> **Your task**
Pictures do not belong in your copy. Repeat all the other data exactly.

> **Data lines**
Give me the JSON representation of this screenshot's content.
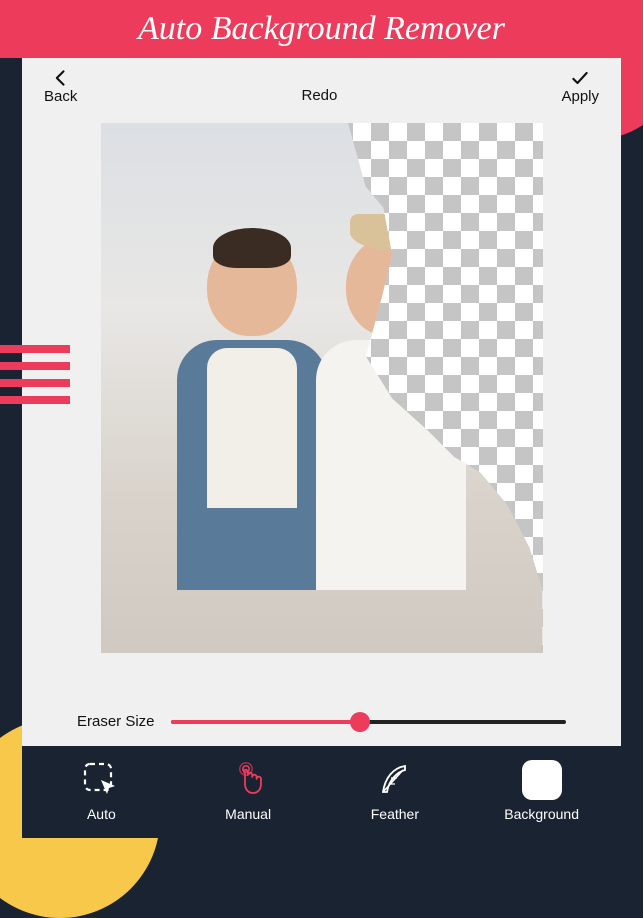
{
  "app_title": "Auto Background Remover",
  "topbar": {
    "back_label": "Back",
    "redo_label": "Redo",
    "apply_label": "Apply"
  },
  "slider": {
    "label": "Eraser Size",
    "value": 48,
    "min": 0,
    "max": 100
  },
  "toolbar": {
    "auto": "Auto",
    "manual": "Manual",
    "feather": "Feather",
    "background": "Background"
  },
  "colors": {
    "accent": "#ed3b5b",
    "dark": "#1a2332",
    "yellow": "#f7c84a"
  }
}
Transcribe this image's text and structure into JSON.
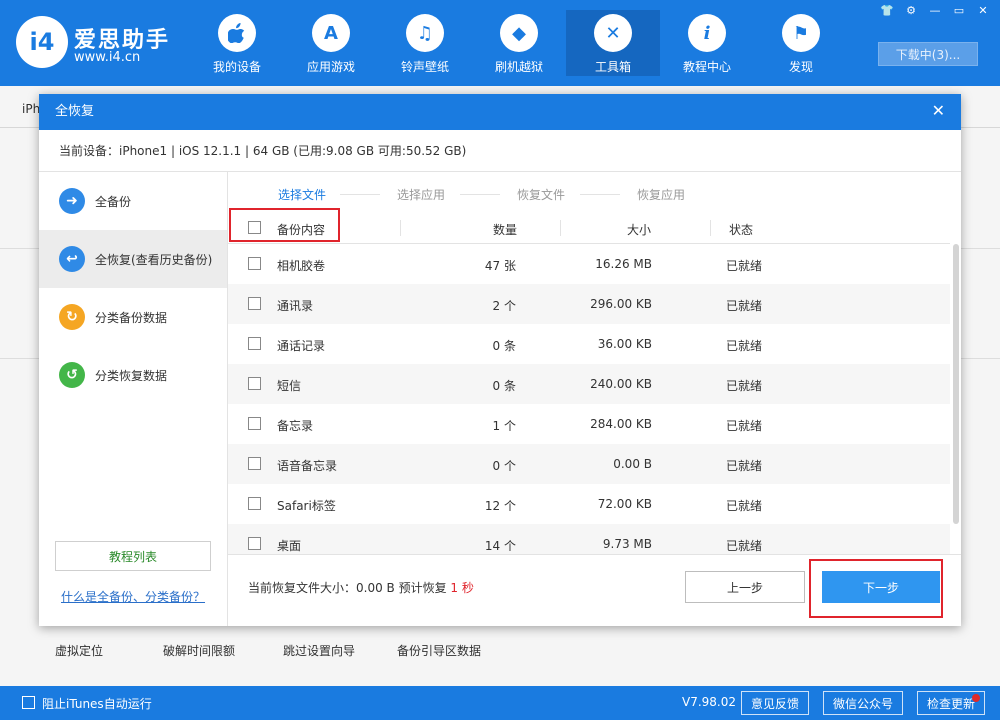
{
  "app": {
    "brand_title": "爱思助手",
    "brand_url": "www.i4.cn",
    "logo_text": "i4"
  },
  "nav": [
    {
      "label": "我的设备",
      "icon": "apple-icon",
      "glyph": ""
    },
    {
      "label": "应用游戏",
      "icon": "app-store-icon",
      "glyph": "A"
    },
    {
      "label": "铃声壁纸",
      "icon": "music-icon",
      "glyph": "♫"
    },
    {
      "label": "刷机越狱",
      "icon": "dropbox-icon",
      "glyph": "◆"
    },
    {
      "label": "工具箱",
      "icon": "tools-icon",
      "glyph": "✕"
    },
    {
      "label": "教程中心",
      "icon": "info-icon",
      "glyph": "i"
    },
    {
      "label": "发现",
      "icon": "flag-icon",
      "glyph": "⚑"
    }
  ],
  "nav_active": "工具箱",
  "download_label": "下载中(3)...",
  "window_controls": [
    "👕",
    "⚙",
    "—",
    "▭",
    "✕"
  ],
  "background": {
    "tab_label": "iPh",
    "tools": [
      "虚拟定位",
      "破解时间限额",
      "跳过设置向导",
      "备份引导区数据"
    ]
  },
  "dialog": {
    "title": "全恢复",
    "close_glyph": "✕",
    "device_info": "当前设备：iPhone1  |  iOS 12.1.1  |  64 GB (已用:9.08 GB 可用:50.52 GB)",
    "sidebar": [
      {
        "label": "全备份",
        "icon": "arrow-right-icon",
        "glyph": "➜",
        "color": "#2f8ae6"
      },
      {
        "label": "全恢复(查看历史备份)",
        "icon": "arrow-left-icon",
        "glyph": "↩",
        "color": "#2f8ae6"
      },
      {
        "label": "分类备份数据",
        "icon": "category-backup-icon",
        "glyph": "↻",
        "color": "#f5a623"
      },
      {
        "label": "分类恢复数据",
        "icon": "category-restore-icon",
        "glyph": "↺",
        "color": "#43b649"
      }
    ],
    "tutorial_button": "教程列表",
    "help_link": "什么是全备份、分类备份？",
    "steps": [
      "选择文件",
      "选择应用",
      "恢复文件",
      "恢复应用"
    ],
    "table": {
      "headers": {
        "content": "备份内容",
        "count": "数量",
        "size": "大小",
        "status": "状态"
      },
      "rows": [
        {
          "name": "相机胶卷",
          "count": "47 张",
          "size": "16.26 MB",
          "status": "已就绪"
        },
        {
          "name": "通讯录",
          "count": "2 个",
          "size": "296.00 KB",
          "status": "已就绪"
        },
        {
          "name": "通话记录",
          "count": "0 条",
          "size": "36.00 KB",
          "status": "已就绪"
        },
        {
          "name": "短信",
          "count": "0 条",
          "size": "240.00 KB",
          "status": "已就绪"
        },
        {
          "name": "备忘录",
          "count": "1 个",
          "size": "284.00 KB",
          "status": "已就绪"
        },
        {
          "name": "语音备忘录",
          "count": "0 个",
          "size": "0.00 B",
          "status": "已就绪"
        },
        {
          "name": "Safari标签",
          "count": "12 个",
          "size": "72.00 KB",
          "status": "已就绪"
        },
        {
          "name": "桌面",
          "count": "14 个",
          "size": "9.73 MB",
          "status": "已就绪"
        }
      ]
    },
    "footer": {
      "size_prefix": "当前恢复文件大小：",
      "size_value": "0.00 B",
      "eta_prefix": " 预计恢复 ",
      "eta_value": "1 秒"
    },
    "prev_button": "上一步",
    "next_button": "下一步"
  },
  "statusbar": {
    "itunes_label": "阻止iTunes自动运行",
    "version": "V7.98.02",
    "buttons": [
      "意见反馈",
      "微信公众号",
      "检查更新"
    ]
  },
  "colors": {
    "accent": "#1a7be0",
    "highlight": "#e0242c",
    "next_button": "#2f96f0"
  }
}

> **Full output**
Give me the JSON representation of this screenshot's content.
{
  "app_title": "Auto Background Remover",
  "topbar": {
    "back_label": "Back",
    "redo_label": "Redo",
    "apply_label": "Apply"
  },
  "slider": {
    "label": "Eraser Size",
    "value": 48,
    "min": 0,
    "max": 100
  },
  "toolbar": {
    "auto": "Auto",
    "manual": "Manual",
    "feather": "Feather",
    "background": "Background"
  },
  "colors": {
    "accent": "#ed3b5b",
    "dark": "#1a2332",
    "yellow": "#f7c84a"
  }
}
Transcribe this image's text and structure into JSON.
{
  "app": {
    "brand_title": "爱思助手",
    "brand_url": "www.i4.cn",
    "logo_text": "i4"
  },
  "nav": [
    {
      "label": "我的设备",
      "icon": "apple-icon",
      "glyph": ""
    },
    {
      "label": "应用游戏",
      "icon": "app-store-icon",
      "glyph": "A"
    },
    {
      "label": "铃声壁纸",
      "icon": "music-icon",
      "glyph": "♫"
    },
    {
      "label": "刷机越狱",
      "icon": "dropbox-icon",
      "glyph": "◆"
    },
    {
      "label": "工具箱",
      "icon": "tools-icon",
      "glyph": "✕"
    },
    {
      "label": "教程中心",
      "icon": "info-icon",
      "glyph": "i"
    },
    {
      "label": "发现",
      "icon": "flag-icon",
      "glyph": "⚑"
    }
  ],
  "nav_active": "工具箱",
  "download_label": "下载中(3)...",
  "window_controls": [
    "👕",
    "⚙",
    "—",
    "▭",
    "✕"
  ],
  "background": {
    "tab_label": "iPh",
    "tools": [
      "虚拟定位",
      "破解时间限额",
      "跳过设置向导",
      "备份引导区数据"
    ]
  },
  "dialog": {
    "title": "全恢复",
    "close_glyph": "✕",
    "device_info": "当前设备：iPhone1  |  iOS 12.1.1  |  64 GB (已用:9.08 GB 可用:50.52 GB)",
    "sidebar": [
      {
        "label": "全备份",
        "icon": "arrow-right-icon",
        "glyph": "➜",
        "color": "#2f8ae6"
      },
      {
        "label": "全恢复(查看历史备份)",
        "icon": "arrow-left-icon",
        "glyph": "↩",
        "color": "#2f8ae6"
      },
      {
        "label": "分类备份数据",
        "icon": "category-backup-icon",
        "glyph": "↻",
        "color": "#f5a623"
      },
      {
        "label": "分类恢复数据",
        "icon": "category-restore-icon",
        "glyph": "↺",
        "color": "#43b649"
      }
    ],
    "tutorial_button": "教程列表",
    "help_link": "什么是全备份、分类备份？",
    "steps": [
      "选择文件",
      "选择应用",
      "恢复文件",
      "恢复应用"
    ],
    "table": {
      "headers": {
        "content": "备份内容",
        "count": "数量",
        "size": "大小",
        "status": "状态"
      },
      "rows": [
        {
          "name": "相机胶卷",
          "count": "47 张",
          "size": "16.26 MB",
          "status": "已就绪"
        },
        {
          "name": "通讯录",
          "count": "2 个",
          "size": "296.00 KB",
          "status": "已就绪"
        },
        {
          "name": "通话记录",
          "count": "0 条",
          "size": "36.00 KB",
          "status": "已就绪"
        },
        {
          "name": "短信",
          "count": "0 条",
          "size": "240.00 KB",
          "status": "已就绪"
        },
        {
          "name": "备忘录",
          "count": "1 个",
          "size": "284.00 KB",
          "status": "已就绪"
        },
        {
          "name": "语音备忘录",
          "count": "0 个",
          "size": "0.00 B",
          "status": "已就绪"
        },
        {
          "name": "Safari标签",
          "count": "12 个",
          "size": "72.00 KB",
          "status": "已就绪"
        },
        {
          "name": "桌面",
          "count": "14 个",
          "size": "9.73 MB",
          "status": "已就绪"
        }
      ]
    },
    "footer": {
      "size_prefix": "当前恢复文件大小：",
      "size_value": "0.00 B",
      "eta_prefix": " 预计恢复 ",
      "eta_value": "1 秒"
    },
    "prev_button": "上一步",
    "next_button": "下一步"
  },
  "statusbar": {
    "itunes_label": "阻止iTunes自动运行",
    "version": "V7.98.02",
    "buttons": [
      "意见反馈",
      "微信公众号",
      "检查更新"
    ]
  },
  "colors": {
    "accent": "#1a7be0",
    "highlight": "#e0242c",
    "next_button": "#2f96f0"
  }
}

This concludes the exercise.